Pick up the forum thread about police entering homes without a warrant and write its continuation from the last line shown.

Given text:
· · · · · · ·

If they come to your door and say "Police, let us in" you are legally allowed to say "not without a warrant" and refuse to open the door for them. That is legally stopping them from doing something outside the scope of their authority. I never said you can physically restrain them if they do enter, or open fire on them if they refuse to leave.


I can't find the article at the moment but a Farkers (I forget who) cousin tried that when the police came to his door without a warrant. They executed him in his hallway.
 
2014-03-13 02:49:25 PM
Evil won.

They're laughing, cheering and celebrating.

But post Die Hard film screenshots from 20 years ago if it makes you feel like better.
 
2014-03-13 02:49:34 PM

AverageAmericanGuy: My understanding is that the police in America can do anything they want and resisting them is illegal. The only recourse you have is to sue them after the fact.


What makes you think you can sue them?
 
2014-03-13 02:52:49 PM
journalbd.com
I'd examine her diplomatic pouch
 
2014-03-13 02:55:58 PM

nmrsnr: liam76: nmrsnr: Police can't do whatever they want, and you are legally allowed to stop them from doing anything outside the scope of their authority

No you aren't.

If they come to your door and say "Police, let us in" you are legally allowed to say "not without a warrant" and refuse to open the door for them. That is legally stopping them from doing something outside the scope of their authority. I never said you can physically restrain them if they do enter, or open fire on them if they refuse to leave.


Oooh shifting goal-posts. Haven't seen that in a while on fark.
 
2014-03-13 02:56:19 PM

nmrsnr: AverageAmericanGuy: My understanding is that the police in America can do anything they want and resisting them is illegal. The only recourse you have is to sue them after the fact.

· · · · · · ·

Information given:
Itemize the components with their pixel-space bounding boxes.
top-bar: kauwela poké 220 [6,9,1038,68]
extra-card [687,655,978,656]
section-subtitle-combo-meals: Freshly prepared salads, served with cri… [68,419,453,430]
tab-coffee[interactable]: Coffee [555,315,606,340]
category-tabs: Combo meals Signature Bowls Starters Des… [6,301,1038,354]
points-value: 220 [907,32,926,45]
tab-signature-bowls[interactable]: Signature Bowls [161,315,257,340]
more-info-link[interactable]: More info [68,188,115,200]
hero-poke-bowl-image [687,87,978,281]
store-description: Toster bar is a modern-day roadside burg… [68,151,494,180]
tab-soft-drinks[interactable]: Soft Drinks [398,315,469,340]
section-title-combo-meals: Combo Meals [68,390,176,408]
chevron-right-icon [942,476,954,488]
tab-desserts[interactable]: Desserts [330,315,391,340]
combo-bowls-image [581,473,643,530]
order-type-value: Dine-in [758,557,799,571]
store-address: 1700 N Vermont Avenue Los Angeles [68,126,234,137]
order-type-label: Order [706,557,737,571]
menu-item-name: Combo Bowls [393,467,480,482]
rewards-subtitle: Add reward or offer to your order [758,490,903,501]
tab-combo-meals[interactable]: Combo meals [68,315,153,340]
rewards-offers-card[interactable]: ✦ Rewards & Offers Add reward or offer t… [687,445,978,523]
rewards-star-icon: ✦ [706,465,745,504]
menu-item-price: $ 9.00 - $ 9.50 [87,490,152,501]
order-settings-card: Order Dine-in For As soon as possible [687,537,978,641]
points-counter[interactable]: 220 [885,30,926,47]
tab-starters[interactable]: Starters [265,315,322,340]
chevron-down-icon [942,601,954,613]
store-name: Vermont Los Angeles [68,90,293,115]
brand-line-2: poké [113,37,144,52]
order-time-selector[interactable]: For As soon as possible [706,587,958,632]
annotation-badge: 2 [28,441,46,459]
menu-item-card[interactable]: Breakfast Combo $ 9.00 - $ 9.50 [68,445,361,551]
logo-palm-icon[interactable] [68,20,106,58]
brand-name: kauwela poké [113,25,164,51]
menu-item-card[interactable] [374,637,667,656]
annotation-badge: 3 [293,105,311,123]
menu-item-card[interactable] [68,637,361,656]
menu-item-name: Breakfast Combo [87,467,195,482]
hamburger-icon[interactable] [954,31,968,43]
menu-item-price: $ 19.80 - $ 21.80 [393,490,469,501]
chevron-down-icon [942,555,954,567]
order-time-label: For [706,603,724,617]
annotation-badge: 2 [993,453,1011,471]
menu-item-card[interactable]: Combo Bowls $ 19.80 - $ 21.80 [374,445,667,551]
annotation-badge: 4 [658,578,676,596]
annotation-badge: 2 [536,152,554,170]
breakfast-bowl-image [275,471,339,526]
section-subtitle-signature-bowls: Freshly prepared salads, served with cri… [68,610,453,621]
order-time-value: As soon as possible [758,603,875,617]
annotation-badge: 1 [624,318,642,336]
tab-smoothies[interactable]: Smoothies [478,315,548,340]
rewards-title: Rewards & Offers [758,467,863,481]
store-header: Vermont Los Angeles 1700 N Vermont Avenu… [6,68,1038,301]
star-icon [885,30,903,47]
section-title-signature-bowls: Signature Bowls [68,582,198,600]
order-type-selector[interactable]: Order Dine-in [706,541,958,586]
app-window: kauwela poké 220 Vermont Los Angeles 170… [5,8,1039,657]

· · · · · · ·

Task answer:
This is just plain false. Why do people conflate capability with authority? It's like saying "my understanding is that in America people can break into your house, beat you up, and steal your stuff. The only recourse you have is to press charges against them afterwards."

Police can't do whatever they want, and you are legally allowed to stop them from doing anything outside the scope of their authority.


Indiana Supreme Court ruled otherwise a couple years ago. Citizens have no valid way to refuse illegal orders from LEOs there, the only remedy is a lawsuit after the fact.

This was because someone assaulted someone else, it was reported, the person who reported it then refused to cooperate with police and the homeowner refused to let cops in to find the assaulter. The police went in anyway and arrested the guy. The homeowner was also arrested, even though she was in the right to refuse entry under Indiana law since nobody would identify the assailant to the cops on the scene and what was told to dispatchers didn't provide reason to search without a warrant.

Supreme Court ruled in favor of the police saying that illegal or unconstitutional orders had to be followed at the time given and nobody has the legal right to refuse to cooperate. If they do they can be arrested for obstruction and at that point lose their right to Sue.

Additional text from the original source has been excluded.